* **Data to use**:
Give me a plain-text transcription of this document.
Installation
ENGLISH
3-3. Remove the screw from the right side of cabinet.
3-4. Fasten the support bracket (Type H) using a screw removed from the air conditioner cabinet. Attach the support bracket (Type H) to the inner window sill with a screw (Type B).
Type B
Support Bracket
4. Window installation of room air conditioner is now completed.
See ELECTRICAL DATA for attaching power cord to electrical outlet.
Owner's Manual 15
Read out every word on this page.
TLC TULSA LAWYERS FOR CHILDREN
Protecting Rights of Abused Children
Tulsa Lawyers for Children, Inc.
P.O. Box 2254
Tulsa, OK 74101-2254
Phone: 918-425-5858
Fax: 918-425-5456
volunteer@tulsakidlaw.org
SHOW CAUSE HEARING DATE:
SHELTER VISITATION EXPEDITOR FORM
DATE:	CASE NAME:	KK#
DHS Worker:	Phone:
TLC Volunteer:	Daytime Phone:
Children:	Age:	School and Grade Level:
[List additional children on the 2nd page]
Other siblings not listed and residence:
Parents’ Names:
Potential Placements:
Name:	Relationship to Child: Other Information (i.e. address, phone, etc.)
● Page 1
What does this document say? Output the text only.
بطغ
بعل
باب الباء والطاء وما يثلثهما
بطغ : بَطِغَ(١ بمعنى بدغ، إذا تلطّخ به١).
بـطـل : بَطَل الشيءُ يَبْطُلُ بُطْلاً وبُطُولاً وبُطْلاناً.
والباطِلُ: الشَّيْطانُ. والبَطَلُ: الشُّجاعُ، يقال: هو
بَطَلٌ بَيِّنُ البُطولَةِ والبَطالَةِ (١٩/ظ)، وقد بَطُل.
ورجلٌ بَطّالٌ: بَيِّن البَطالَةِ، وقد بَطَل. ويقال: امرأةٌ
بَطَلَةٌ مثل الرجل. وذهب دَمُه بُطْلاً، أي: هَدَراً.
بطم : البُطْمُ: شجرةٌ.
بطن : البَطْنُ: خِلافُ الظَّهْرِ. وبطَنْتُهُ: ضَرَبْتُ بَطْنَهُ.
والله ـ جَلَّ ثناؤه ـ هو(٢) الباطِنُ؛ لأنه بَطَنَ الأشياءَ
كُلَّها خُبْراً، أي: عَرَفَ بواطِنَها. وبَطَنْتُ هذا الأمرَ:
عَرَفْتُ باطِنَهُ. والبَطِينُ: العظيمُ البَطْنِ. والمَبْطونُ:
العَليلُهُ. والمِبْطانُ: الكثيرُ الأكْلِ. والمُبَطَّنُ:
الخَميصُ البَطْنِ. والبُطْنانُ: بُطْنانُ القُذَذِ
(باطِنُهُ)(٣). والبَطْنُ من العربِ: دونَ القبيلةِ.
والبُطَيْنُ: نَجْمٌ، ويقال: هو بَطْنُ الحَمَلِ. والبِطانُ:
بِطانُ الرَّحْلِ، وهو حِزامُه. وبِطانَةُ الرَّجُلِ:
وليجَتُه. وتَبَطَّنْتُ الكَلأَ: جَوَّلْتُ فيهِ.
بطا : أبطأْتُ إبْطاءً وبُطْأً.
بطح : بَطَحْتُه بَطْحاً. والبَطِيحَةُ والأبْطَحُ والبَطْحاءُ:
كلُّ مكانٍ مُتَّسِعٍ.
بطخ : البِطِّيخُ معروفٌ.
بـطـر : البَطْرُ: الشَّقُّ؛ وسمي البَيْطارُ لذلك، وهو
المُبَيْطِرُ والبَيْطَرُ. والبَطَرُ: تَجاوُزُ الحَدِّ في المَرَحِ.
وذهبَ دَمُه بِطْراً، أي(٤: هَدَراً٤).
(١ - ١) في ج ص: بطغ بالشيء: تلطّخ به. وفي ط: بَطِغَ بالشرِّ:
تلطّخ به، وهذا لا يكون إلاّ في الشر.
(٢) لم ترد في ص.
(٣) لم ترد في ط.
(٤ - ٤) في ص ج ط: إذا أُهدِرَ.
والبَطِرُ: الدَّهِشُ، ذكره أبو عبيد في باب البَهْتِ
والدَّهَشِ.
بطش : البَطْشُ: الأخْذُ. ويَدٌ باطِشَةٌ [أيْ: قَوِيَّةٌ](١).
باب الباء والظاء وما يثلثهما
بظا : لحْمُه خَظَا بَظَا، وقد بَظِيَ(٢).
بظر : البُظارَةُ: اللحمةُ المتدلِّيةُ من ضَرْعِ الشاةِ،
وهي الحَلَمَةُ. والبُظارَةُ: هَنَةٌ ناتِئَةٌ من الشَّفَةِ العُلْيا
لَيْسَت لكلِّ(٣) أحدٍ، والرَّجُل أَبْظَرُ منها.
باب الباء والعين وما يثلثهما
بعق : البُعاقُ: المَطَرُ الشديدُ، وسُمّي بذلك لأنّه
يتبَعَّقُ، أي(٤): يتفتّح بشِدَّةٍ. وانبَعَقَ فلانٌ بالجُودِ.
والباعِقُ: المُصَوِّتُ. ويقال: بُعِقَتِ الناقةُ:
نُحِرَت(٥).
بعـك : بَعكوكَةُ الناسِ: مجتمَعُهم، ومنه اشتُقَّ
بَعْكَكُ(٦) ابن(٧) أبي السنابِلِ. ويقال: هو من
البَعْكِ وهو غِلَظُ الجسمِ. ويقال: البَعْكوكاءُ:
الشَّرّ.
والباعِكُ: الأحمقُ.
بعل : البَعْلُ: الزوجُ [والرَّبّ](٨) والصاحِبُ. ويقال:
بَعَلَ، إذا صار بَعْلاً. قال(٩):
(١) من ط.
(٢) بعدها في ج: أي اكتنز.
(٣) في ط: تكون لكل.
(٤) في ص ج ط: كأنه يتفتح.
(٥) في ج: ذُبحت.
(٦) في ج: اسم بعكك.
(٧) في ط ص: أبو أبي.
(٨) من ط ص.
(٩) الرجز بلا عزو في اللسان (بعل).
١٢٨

* **What you will do**:
Repeat the whole listing exactly, keeping every line intact.

* **Exercise solution**:
Give me a plain-text transcription of this document.
Installation
ENGLISH
3-3. Remove the screw from the right side of cabinet.
3-4. Fasten the support bracket (Type H) using a screw removed from the air conditioner cabinet. Attach the support bracket (Type H) to the inner window sill with a screw (Type B).
Type B
Support Bracket
4. Window installation of room air conditioner is now completed.
See ELECTRICAL DATA for attaching power cord to electrical outlet.
Owner's Manual 15
Read out every word on this page.
TLC TULSA LAWYERS FOR CHILDREN
Protecting Rights of Abused Children
Tulsa Lawyers for Children, Inc.
P.O. Box 2254
Tulsa, OK 74101-2254
Phone: 918-425-5858
Fax: 918-425-5456
volunteer@tulsakidlaw.org
SHOW CAUSE HEARING DATE:
SHELTER VISITATION EXPEDITOR FORM
DATE:	CASE NAME:	KK#
DHS Worker:	Phone:
TLC Volunteer:	Daytime Phone:
Children:	Age:	School and Grade Level:
[List additional children on the 2nd page]
Other siblings not listed and residence:
Parents’ Names:
Potential Placements:
Name:	Relationship to Child: Other Information (i.e. address, phone, etc.)
● Page 1
What does this document say? Output the text only.
بطغ
بعل
باب الباء والطاء وما يثلثهما
بطغ : بَطِغَ(١ بمعنى بدغ، إذا تلطّخ به١).
بـطـل : بَطَل الشيءُ يَبْطُلُ بُطْلاً وبُطُولاً وبُطْلاناً.
والباطِلُ: الشَّيْطانُ. والبَطَلُ: الشُّجاعُ، يقال: هو
بَطَلٌ بَيِّنُ البُطولَةِ والبَطالَةِ (١٩/ظ)، وقد بَطُل.
ورجلٌ بَطّالٌ: بَيِّن البَطالَةِ، وقد بَطَل. ويقال: امرأةٌ
بَطَلَةٌ مثل الرجل. وذهب دَمُه بُطْلاً، أي: هَدَراً.
بطم : البُطْمُ: شجرةٌ.
بطن : البَطْنُ: خِلافُ الظَّهْرِ. وبطَنْتُهُ: ضَرَبْتُ بَطْنَهُ.
والله ـ جَلَّ ثناؤه ـ هو(٢) الباطِنُ؛ لأنه بَطَنَ الأشياءَ
كُلَّها خُبْراً، أي: عَرَفَ بواطِنَها. وبَطَنْتُ هذا الأمرَ:
عَرَفْتُ باطِنَهُ. والبَطِينُ: العظيمُ البَطْنِ. والمَبْطونُ:
العَليلُهُ. والمِبْطانُ: الكثيرُ الأكْلِ. والمُبَطَّنُ:
الخَميصُ البَطْنِ. والبُطْنانُ: بُطْنانُ القُذَذِ
(باطِنُهُ)(٣). والبَطْنُ من العربِ: دونَ القبيلةِ.
والبُطَيْنُ: نَجْمٌ، ويقال: هو بَطْنُ الحَمَلِ. والبِطانُ:
بِطانُ الرَّحْلِ، وهو حِزامُه. وبِطانَةُ الرَّجُلِ:
وليجَتُه. وتَبَطَّنْتُ الكَلأَ: جَوَّلْتُ فيهِ.
بطا : أبطأْتُ إبْطاءً وبُطْأً.
بطح : بَطَحْتُه بَطْحاً. والبَطِيحَةُ والأبْطَحُ والبَطْحاءُ:
كلُّ مكانٍ مُتَّسِعٍ.
بطخ : البِطِّيخُ معروفٌ.
بـطـر : البَطْرُ: الشَّقُّ؛ وسمي البَيْطارُ لذلك، وهو
المُبَيْطِرُ والبَيْطَرُ. والبَطَرُ: تَجاوُزُ الحَدِّ في المَرَحِ.
وذهبَ دَمُه بِطْراً، أي(٤: هَدَراً٤).
(١ - ١) في ج ص: بطغ بالشيء: تلطّخ به. وفي ط: بَطِغَ بالشرِّ:
تلطّخ به، وهذا لا يكون إلاّ في الشر.
(٢) لم ترد في ص.
(٣) لم ترد في ط.
(٤ - ٤) في ص ج ط: إذا أُهدِرَ.
والبَطِرُ: الدَّهِشُ، ذكره أبو عبيد في باب البَهْتِ
والدَّهَشِ.
بطش : البَطْشُ: الأخْذُ. ويَدٌ باطِشَةٌ [أيْ: قَوِيَّةٌ](١).
باب الباء والظاء وما يثلثهما
بظا : لحْمُه خَظَا بَظَا، وقد بَظِيَ(٢).
بظر : البُظارَةُ: اللحمةُ المتدلِّيةُ من ضَرْعِ الشاةِ،
وهي الحَلَمَةُ. والبُظارَةُ: هَنَةٌ ناتِئَةٌ من الشَّفَةِ العُلْيا
لَيْسَت لكلِّ(٣) أحدٍ، والرَّجُل أَبْظَرُ منها.
باب الباء والعين وما يثلثهما
بعق : البُعاقُ: المَطَرُ الشديدُ، وسُمّي بذلك لأنّه
يتبَعَّقُ، أي(٤): يتفتّح بشِدَّةٍ. وانبَعَقَ فلانٌ بالجُودِ.
والباعِقُ: المُصَوِّتُ. ويقال: بُعِقَتِ الناقةُ:
نُحِرَت(٥).
بعـك : بَعكوكَةُ الناسِ: مجتمَعُهم، ومنه اشتُقَّ
بَعْكَكُ(٦) ابن(٧) أبي السنابِلِ. ويقال: هو من
البَعْكِ وهو غِلَظُ الجسمِ. ويقال: البَعْكوكاءُ:
الشَّرّ.
والباعِكُ: الأحمقُ.
بعل : البَعْلُ: الزوجُ [والرَّبّ](٨) والصاحِبُ. ويقال:
بَعَلَ، إذا صار بَعْلاً. قال(٩):
(١) من ط.
(٢) بعدها في ج: أي اكتنز.
(٣) في ط: تكون لكل.
(٤) في ص ج ط: كأنه يتفتح.
(٥) في ج: ذُبحت.
(٦) في ج: اسم بعكك.
(٧) في ط ص: أبو أبي.
(٨) من ط ص.
(٩) الرجز بلا عزو في اللسان (بعل).
١٢٨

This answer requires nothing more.